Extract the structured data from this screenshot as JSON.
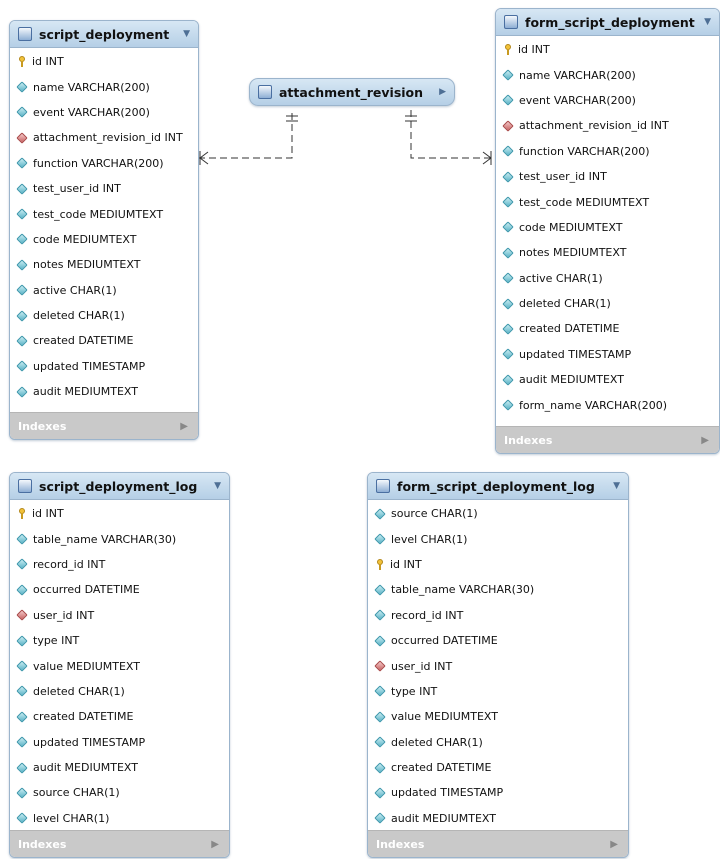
{
  "tables": {
    "script_deployment": {
      "title": "script_deployment",
      "columns": [
        {
          "name": "id INT",
          "kind": "pk"
        },
        {
          "name": "name VARCHAR(200)",
          "kind": "col"
        },
        {
          "name": "event VARCHAR(200)",
          "kind": "col"
        },
        {
          "name": "attachment_revision_id INT",
          "kind": "fk"
        },
        {
          "name": "function VARCHAR(200)",
          "kind": "col"
        },
        {
          "name": "test_user_id INT",
          "kind": "col"
        },
        {
          "name": "test_code MEDIUMTEXT",
          "kind": "col"
        },
        {
          "name": "code MEDIUMTEXT",
          "kind": "col"
        },
        {
          "name": "notes MEDIUMTEXT",
          "kind": "col"
        },
        {
          "name": "active CHAR(1)",
          "kind": "col"
        },
        {
          "name": "deleted CHAR(1)",
          "kind": "col"
        },
        {
          "name": "created DATETIME",
          "kind": "col"
        },
        {
          "name": "updated TIMESTAMP",
          "kind": "col"
        },
        {
          "name": "audit MEDIUMTEXT",
          "kind": "col"
        }
      ],
      "footer": "Indexes"
    },
    "form_script_deployment": {
      "title": "form_script_deployment",
      "columns": [
        {
          "name": "id INT",
          "kind": "pk"
        },
        {
          "name": "name VARCHAR(200)",
          "kind": "col"
        },
        {
          "name": "event VARCHAR(200)",
          "kind": "col"
        },
        {
          "name": "attachment_revision_id INT",
          "kind": "fk"
        },
        {
          "name": "function VARCHAR(200)",
          "kind": "col"
        },
        {
          "name": "test_user_id INT",
          "kind": "col"
        },
        {
          "name": "test_code MEDIUMTEXT",
          "kind": "col"
        },
        {
          "name": "code MEDIUMTEXT",
          "kind": "col"
        },
        {
          "name": "notes MEDIUMTEXT",
          "kind": "col"
        },
        {
          "name": "active CHAR(1)",
          "kind": "col"
        },
        {
          "name": "deleted CHAR(1)",
          "kind": "col"
        },
        {
          "name": "created DATETIME",
          "kind": "col"
        },
        {
          "name": "updated TIMESTAMP",
          "kind": "col"
        },
        {
          "name": "audit MEDIUMTEXT",
          "kind": "col"
        },
        {
          "name": "form_name VARCHAR(200)",
          "kind": "col"
        }
      ],
      "footer": "Indexes"
    },
    "script_deployment_log": {
      "title": "script_deployment_log",
      "columns": [
        {
          "name": "id INT",
          "kind": "pk"
        },
        {
          "name": "table_name VARCHAR(30)",
          "kind": "col"
        },
        {
          "name": "record_id INT",
          "kind": "col"
        },
        {
          "name": "occurred DATETIME",
          "kind": "col"
        },
        {
          "name": "user_id INT",
          "kind": "fk"
        },
        {
          "name": "type INT",
          "kind": "col"
        },
        {
          "name": "value MEDIUMTEXT",
          "kind": "col"
        },
        {
          "name": "deleted CHAR(1)",
          "kind": "col"
        },
        {
          "name": "created DATETIME",
          "kind": "col"
        },
        {
          "name": "updated TIMESTAMP",
          "kind": "col"
        },
        {
          "name": "audit MEDIUMTEXT",
          "kind": "col"
        },
        {
          "name": "source CHAR(1)",
          "kind": "col"
        },
        {
          "name": "level CHAR(1)",
          "kind": "col"
        }
      ],
      "footer": "Indexes"
    },
    "form_script_deployment_log": {
      "title": "form_script_deployment_log",
      "columns": [
        {
          "name": "source CHAR(1)",
          "kind": "col"
        },
        {
          "name": "level CHAR(1)",
          "kind": "col"
        },
        {
          "name": "id INT",
          "kind": "pk"
        },
        {
          "name": "table_name VARCHAR(30)",
          "kind": "col"
        },
        {
          "name": "record_id INT",
          "kind": "col"
        },
        {
          "name": "occurred DATETIME",
          "kind": "col"
        },
        {
          "name": "user_id INT",
          "kind": "fk"
        },
        {
          "name": "type INT",
          "kind": "col"
        },
        {
          "name": "value MEDIUMTEXT",
          "kind": "col"
        },
        {
          "name": "deleted CHAR(1)",
          "kind": "col"
        },
        {
          "name": "created DATETIME",
          "kind": "col"
        },
        {
          "name": "updated TIMESTAMP",
          "kind": "col"
        },
        {
          "name": "audit MEDIUMTEXT",
          "kind": "col"
        }
      ],
      "footer": "Indexes"
    }
  },
  "attachment_revision": {
    "title": "attachment_revision"
  },
  "relationships": [
    {
      "from": "script_deployment",
      "to": "attachment_revision"
    },
    {
      "from": "form_script_deployment",
      "to": "attachment_revision"
    }
  ],
  "colors": {
    "header": "#b5cfe6",
    "border": "#9bb4cc",
    "footer": "#c9c9c9",
    "line": "#333333"
  }
}
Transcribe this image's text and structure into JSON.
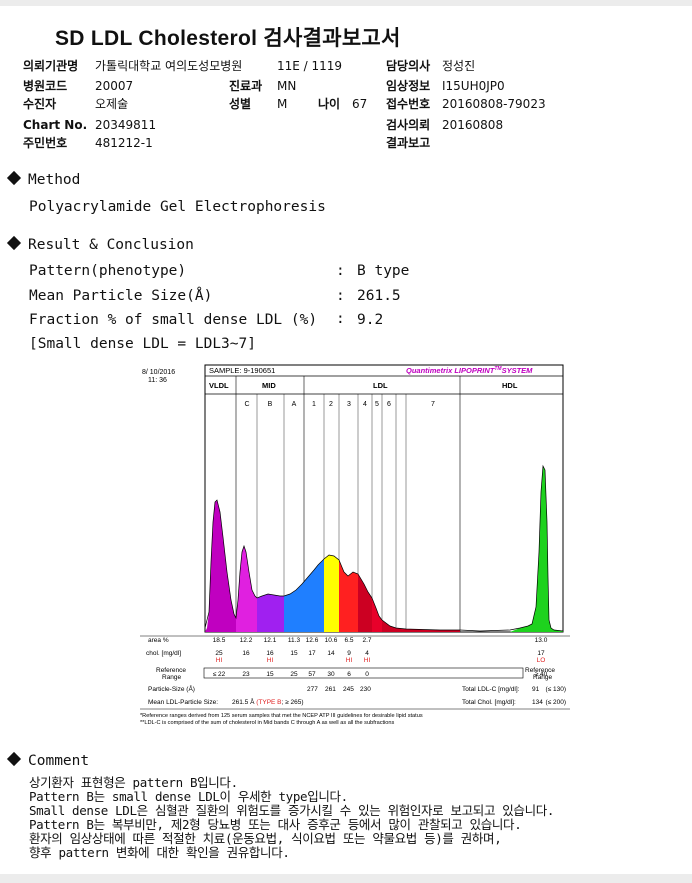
{
  "report": {
    "title": "SD LDL Cholesterol 검사결과보고서"
  },
  "header": {
    "institution": {
      "label": "의뢰기관명",
      "value": "가톨릭대학교 여의도성모병원"
    },
    "ward": {
      "value": "11E / 1119"
    },
    "doctor": {
      "label": "담당의사",
      "value": "정성진"
    },
    "hospital_code": {
      "label": "병원코드",
      "value": "20007"
    },
    "department": {
      "label": "진료과",
      "value": "MN"
    },
    "clinical_info": {
      "label": "임상정보",
      "value": "I15UH0JP0"
    },
    "patient": {
      "label": "수진자",
      "value": "오제술"
    },
    "sex": {
      "label": "성별",
      "value": "M"
    },
    "age": {
      "label": "나이",
      "value": "67"
    },
    "receipt_no": {
      "label": "접수번호",
      "value": "20160808-79023"
    },
    "chart_no": {
      "label": "Chart No.",
      "value": "20349811"
    },
    "request_date": {
      "label": "검사의뢰",
      "value": "20160808"
    },
    "resident_no": {
      "label": "주민번호",
      "value": "481212-1"
    },
    "result_report": {
      "label": "결과보고",
      "value": ""
    }
  },
  "method": {
    "heading": "Method",
    "text": "Polyacrylamide Gel Electrophoresis"
  },
  "result": {
    "heading": "Result & Conclusion",
    "rows": [
      {
        "label": "Pattern(phenotype)",
        "sep": ":",
        "value": "B type"
      },
      {
        "label": "Mean Particle Size(Å)",
        "sep": ":",
        "value": "261.5"
      },
      {
        "label": "Fraction % of small dense LDL (%)",
        "sep": ":",
        "value": "9.2"
      }
    ],
    "note": "[Small dense LDL = LDL3~7]"
  },
  "chart_data": {
    "type": "area",
    "date": "8/ 10/2016",
    "time": "11: 36",
    "sample": "SAMPLE:   9-190651",
    "brand": "Quantimetrix LIPOPRINT",
    "brand_tm": "TM",
    "brand_suffix": "SYSTEM",
    "groups": [
      "VLDL",
      "MID",
      "LDL",
      "HDL"
    ],
    "bands": [
      "C",
      "B",
      "A",
      "1",
      "2",
      "3",
      "4",
      "5",
      "6",
      "7"
    ],
    "colors": {
      "vldl": "#c000c0",
      "c": "#e020e0",
      "b": "#a020f0",
      "a": "#1f7fff",
      "ldl1": "#ffff00",
      "ldl2": "#ff2020",
      "ldl3": "#cc0022",
      "hdl": "#1ed21e",
      "label_red": "#e02020",
      "brand": "#c000c0"
    },
    "table": {
      "area_label": "area %",
      "area": [
        "18.5",
        "12.2",
        "12.1",
        "11.3",
        "12.6",
        "10.6",
        "6.5",
        "2.7",
        "",
        "",
        "13.0"
      ],
      "chol_label": "chol. [mg/dl]",
      "chol": [
        "25",
        "16",
        "16",
        "15",
        "17",
        "14",
        "9",
        "4",
        "",
        "",
        "17"
      ],
      "flags": [
        "HI",
        "",
        "HI",
        "",
        "",
        "",
        "HI",
        "HI",
        "",
        "",
        "LO"
      ],
      "ref_label_1": "Reference",
      "ref_label_2": "Range",
      "ref": [
        "≤ 22",
        "23",
        "15",
        "25",
        "57",
        "30",
        "6",
        "0",
        "",
        "",
        "≥ 40"
      ],
      "particle_size_label": "Particle-Size (Å)",
      "particle_sizes": [
        "277",
        "261",
        "245",
        "230"
      ],
      "total_ldl_label": "Total LDL-C [mg/dl]:",
      "total_ldl": "91",
      "total_ldl_ref": "(≤ 130)",
      "total_chol_label": "Total Chol. [mg/dl]:",
      "total_chol": "134",
      "total_chol_ref": "(≤ 200)",
      "mean_label": "Mean LDL-Particle Size:",
      "mean_value": "261.5 Å",
      "mean_type": "(TYPE B",
      "mean_ref": "; ≥ 265)"
    },
    "footnote_1": "*Reference ranges derived from 125 serum samples that met the NCEP ATP III guidelines for desirable lipid status",
    "footnote_2": "**LDL-C is comprised of the sum of cholesterol in Mid bands C through A as well as all the subfractions"
  },
  "comment": {
    "heading": "Comment",
    "lines": [
      "상기환자 표현형은 pattern B입니다.",
      "Pattern B는 small dense LDL이 우세한 type입니다.",
      "Small dense LDL은 심혈관 질환의 위험도를 증가시킬 수 있는 위험인자로 보고되고 있습니다.",
      "Pattern B는 복부비만, 제2형 당뇨병 또는 대사 증후군 등에서 많이 관찰되고 있습니다.",
      "환자의 임상상태에 따른 적절한 치료(운동요법, 식이요법 또는 약물요법 등)를 권하며,",
      "향후 pattern 변화에 대한 확인을 권유합니다."
    ]
  }
}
###
The exercise - Filter out every line that lacks the word "from", and copy the rest.

Solution below -
Extract the structured data from this screenshot as JSON.
      "from": "script_deployment",
      "from": "form_script_deployment",
    "footnote_1": "*Reference ranges derived from 125 serum samples that met the NCEP ATP III guidelines for desirable lipid status",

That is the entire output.